→ **The request**
Without altering anything, output the material below.

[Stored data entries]
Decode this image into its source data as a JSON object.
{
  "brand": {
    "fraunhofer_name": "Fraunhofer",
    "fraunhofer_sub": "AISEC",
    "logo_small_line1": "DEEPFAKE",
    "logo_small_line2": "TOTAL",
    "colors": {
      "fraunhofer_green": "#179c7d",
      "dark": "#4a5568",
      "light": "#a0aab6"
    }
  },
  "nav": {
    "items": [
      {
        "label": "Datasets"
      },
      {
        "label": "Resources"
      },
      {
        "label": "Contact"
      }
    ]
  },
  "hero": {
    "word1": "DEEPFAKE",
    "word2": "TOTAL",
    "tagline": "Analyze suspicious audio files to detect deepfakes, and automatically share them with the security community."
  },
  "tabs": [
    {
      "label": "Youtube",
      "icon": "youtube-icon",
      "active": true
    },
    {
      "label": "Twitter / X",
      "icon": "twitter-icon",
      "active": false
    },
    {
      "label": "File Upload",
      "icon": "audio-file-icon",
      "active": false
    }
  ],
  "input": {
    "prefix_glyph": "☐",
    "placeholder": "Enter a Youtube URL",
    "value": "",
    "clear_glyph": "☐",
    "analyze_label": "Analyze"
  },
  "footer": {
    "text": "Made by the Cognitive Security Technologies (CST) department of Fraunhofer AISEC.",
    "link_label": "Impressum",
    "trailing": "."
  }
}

→ **Full response**
Decode this image into its source data as a JSON object.
{
  "brand": {
    "fraunhofer_name": "Fraunhofer",
    "fraunhofer_sub": "AISEC",
    "logo_small_line1": "DEEPFAKE",
    "logo_small_line2": "TOTAL",
    "colors": {
      "fraunhofer_green": "#179c7d",
      "dark": "#4a5568",
      "light": "#a0aab6"
    }
  },
  "nav": {
    "items": [
      {
        "label": "Datasets"
      },
      {
        "label": "Resources"
      },
      {
        "label": "Contact"
      }
    ]
  },
  "hero": {
    "word1": "DEEPFAKE",
    "word2": "TOTAL",
    "tagline": "Analyze suspicious audio files to detect deepfakes, and automatically share them with the security community."
  },
  "tabs": [
    {
      "label": "Youtube",
      "icon": "youtube-icon",
      "active": true
    },
    {
      "label": "Twitter / X",
      "icon": "twitter-icon",
      "active": false
    },
    {
      "label": "File Upload",
      "icon": "audio-file-icon",
      "active": false
    }
  ],
  "input": {
    "prefix_glyph": "☐",
    "placeholder": "Enter a Youtube URL",
    "value": "",
    "clear_glyph": "☐",
    "analyze_label": "Analyze"
  },
  "footer": {
    "text": "Made by the Cognitive Security Technologies (CST) department of Fraunhofer AISEC.",
    "link_label": "Impressum",
    "trailing": "."
  }
}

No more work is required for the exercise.